Copy out, from the entries below, each line holding the string "三大保护".
--- Begin ---
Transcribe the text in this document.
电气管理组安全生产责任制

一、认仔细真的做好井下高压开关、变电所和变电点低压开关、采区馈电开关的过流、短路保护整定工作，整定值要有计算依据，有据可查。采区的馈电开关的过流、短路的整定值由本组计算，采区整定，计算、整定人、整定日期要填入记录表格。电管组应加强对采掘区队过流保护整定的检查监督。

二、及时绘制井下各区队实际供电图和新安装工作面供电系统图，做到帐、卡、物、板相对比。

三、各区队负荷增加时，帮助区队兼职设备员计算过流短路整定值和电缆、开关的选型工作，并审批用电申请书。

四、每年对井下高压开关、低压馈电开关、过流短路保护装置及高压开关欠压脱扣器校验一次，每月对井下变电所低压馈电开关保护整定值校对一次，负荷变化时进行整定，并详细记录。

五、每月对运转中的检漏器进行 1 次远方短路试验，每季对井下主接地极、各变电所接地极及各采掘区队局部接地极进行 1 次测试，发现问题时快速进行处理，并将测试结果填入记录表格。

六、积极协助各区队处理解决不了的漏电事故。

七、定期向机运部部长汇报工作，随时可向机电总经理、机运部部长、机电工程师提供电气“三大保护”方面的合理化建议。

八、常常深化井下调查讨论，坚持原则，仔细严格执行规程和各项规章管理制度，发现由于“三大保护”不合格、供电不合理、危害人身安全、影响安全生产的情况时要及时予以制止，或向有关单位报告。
--- End ---
**Full answer:**
七、定期向机运部部长汇报工作，随时可向机电总经理、机运部部长、机电工程师提供电气“三大保护”方面的合理化建议。
八、常常深化井下调查讨论，坚持原则，仔细严格执行规程和各项规章管理制度，发现由于“三大保护”不合格、供电不合理、危害人身安全、影响安全生产的情况时要及时予以制止，或向有关单位报告。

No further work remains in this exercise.